| DESCRIPTION OF THE TASK |
Transcribe each entry below exactly. Pictures do not go in the copy.

| MATERIAL SUPPLIED |
----

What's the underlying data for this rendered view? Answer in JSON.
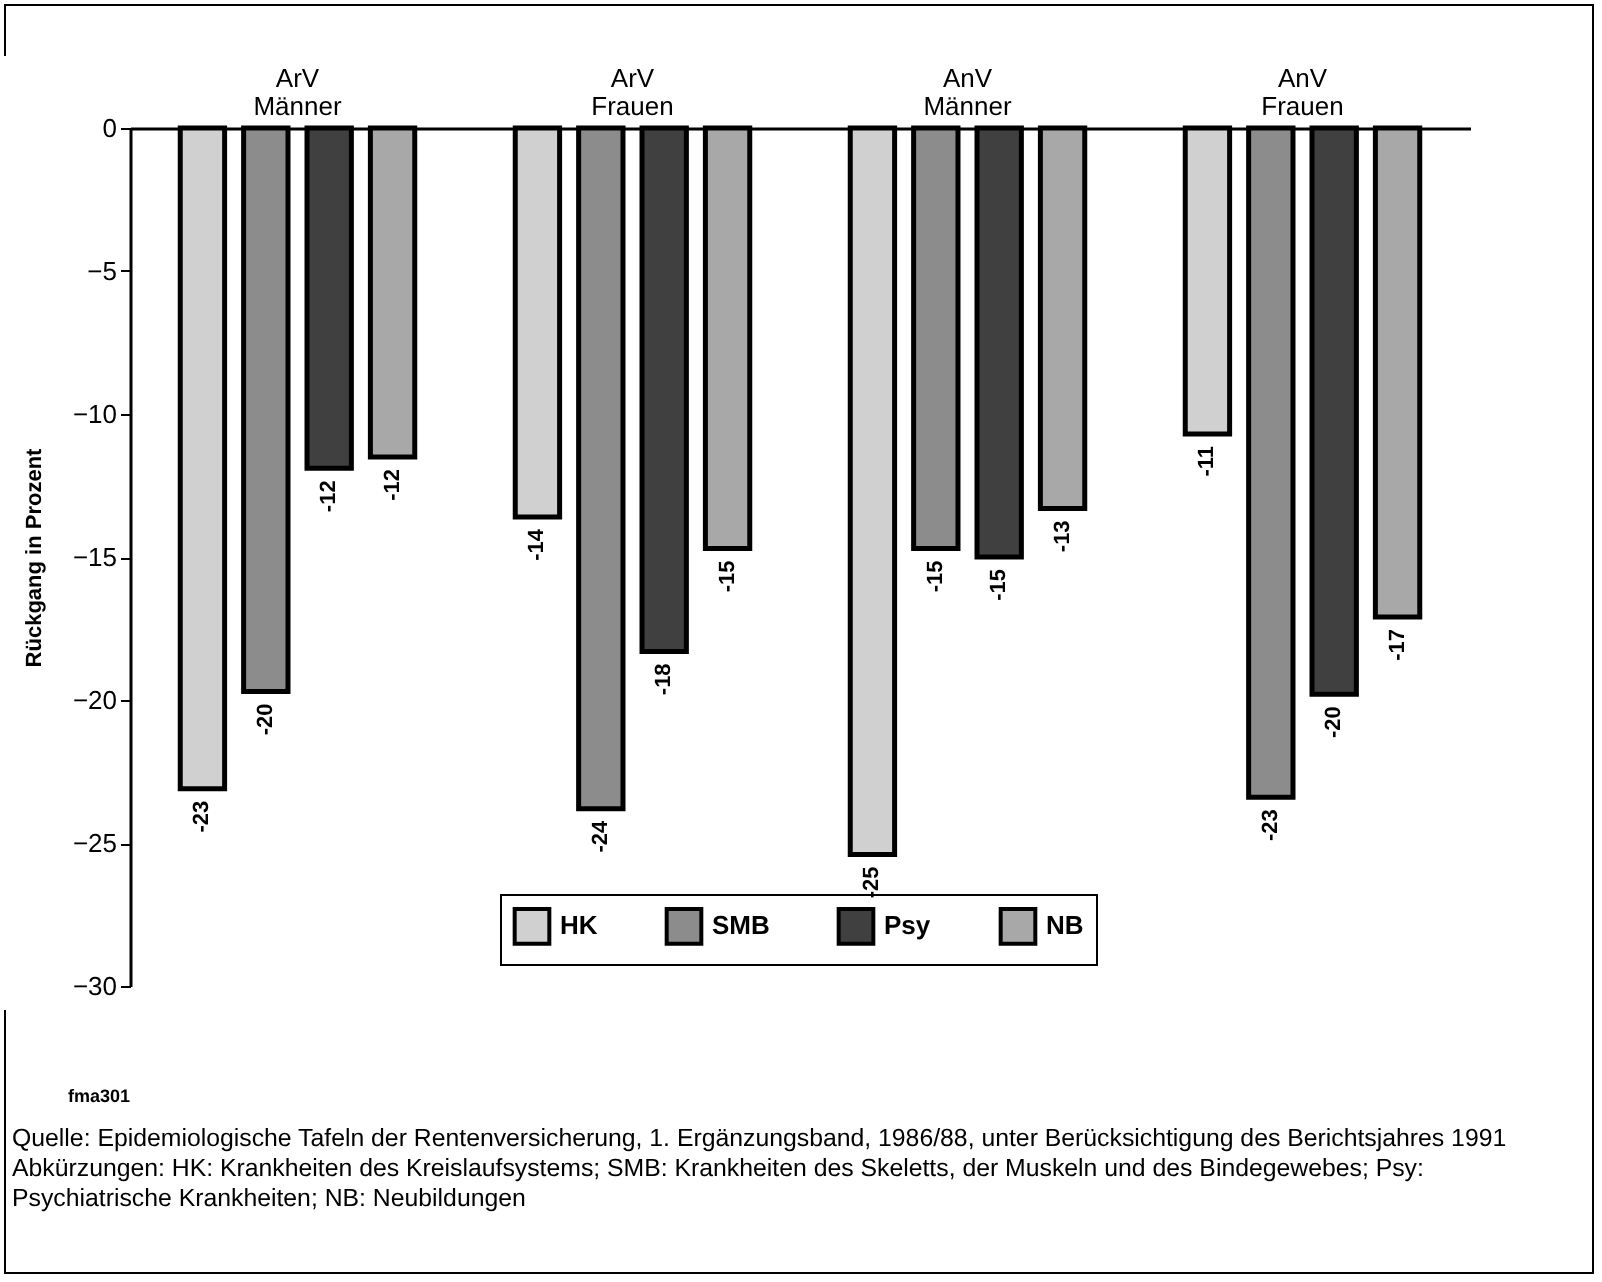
{
  "chart_data": {
    "type": "bar",
    "ylabel": "Rückgang in Prozent",
    "categories": [
      "ArV Männer",
      "ArV Frauen",
      "AnV Männer",
      "AnV Frauen"
    ],
    "series": [
      {
        "name": "HK",
        "color": "#d0d0d0",
        "values": [
          -23.1,
          -13.6,
          -25.4,
          -10.7
        ],
        "value_labels": [
          "-23",
          "-14",
          "-25",
          "-11"
        ]
      },
      {
        "name": "SMB",
        "color": "#8c8c8c",
        "values": [
          -19.7,
          -23.8,
          -14.7,
          -23.4
        ],
        "value_labels": [
          "-20",
          "-24",
          "-15",
          "-23"
        ]
      },
      {
        "name": "Psy",
        "color": "#404040",
        "values": [
          -11.9,
          -18.3,
          -15.0,
          -19.8
        ],
        "value_labels": [
          "-12",
          "-18",
          "-15",
          "-20"
        ]
      },
      {
        "name": "NB",
        "color": "#a8a8a8",
        "values": [
          -11.5,
          -14.7,
          -13.3,
          -17.1
        ],
        "value_labels": [
          "-12",
          "-15",
          "-13",
          "-17"
        ]
      }
    ],
    "ylim": [
      -30,
      0
    ],
    "yticks": [
      0,
      -5,
      -10,
      -15,
      -20,
      -25,
      -30
    ],
    "legend": "bottom",
    "grid": false,
    "annotations": [
      "fma301",
      "Quelle: Epidemiologische Tafeln der Rentenversicherung, 1. Ergänzungsband, 1986/88, unter Berücksichtigung des Berichtsjahres 1991",
      "Abkürzungen: HK: Krankheiten des Kreislaufsystems; SMB: Krankheiten des Skeletts, der Muskeln und des Bindegewebes; Psy: Psychiatrische Krankheiten; NB: Neubildungen"
    ]
  }
}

----

| ANSWER TO THIS EXERCISE |
What's the underlying data for this rendered view? Answer in JSON.
{
  "chart_data": {
    "type": "bar",
    "ylabel": "Rückgang in Prozent",
    "categories": [
      "ArV Männer",
      "ArV Frauen",
      "AnV Männer",
      "AnV Frauen"
    ],
    "series": [
      {
        "name": "HK",
        "color": "#d0d0d0",
        "values": [
          -23.1,
          -13.6,
          -25.4,
          -10.7
        ],
        "value_labels": [
          "-23",
          "-14",
          "-25",
          "-11"
        ]
      },
      {
        "name": "SMB",
        "color": "#8c8c8c",
        "values": [
          -19.7,
          -23.8,
          -14.7,
          -23.4
        ],
        "value_labels": [
          "-20",
          "-24",
          "-15",
          "-23"
        ]
      },
      {
        "name": "Psy",
        "color": "#404040",
        "values": [
          -11.9,
          -18.3,
          -15.0,
          -19.8
        ],
        "value_labels": [
          "-12",
          "-18",
          "-15",
          "-20"
        ]
      },
      {
        "name": "NB",
        "color": "#a8a8a8",
        "values": [
          -11.5,
          -14.7,
          -13.3,
          -17.1
        ],
        "value_labels": [
          "-12",
          "-15",
          "-13",
          "-17"
        ]
      }
    ],
    "ylim": [
      -30,
      0
    ],
    "yticks": [
      0,
      -5,
      -10,
      -15,
      -20,
      -25,
      -30
    ],
    "legend": "bottom",
    "grid": false,
    "annotations": [
      "fma301",
      "Quelle: Epidemiologische Tafeln der Rentenversicherung, 1. Ergänzungsband, 1986/88, unter Berücksichtigung des Berichtsjahres 1991",
      "Abkürzungen: HK: Krankheiten des Kreislaufsystems; SMB: Krankheiten des Skeletts, der Muskeln und des Bindegewebes; Psy: Psychiatrische Krankheiten; NB: Neubildungen"
    ]
  }
}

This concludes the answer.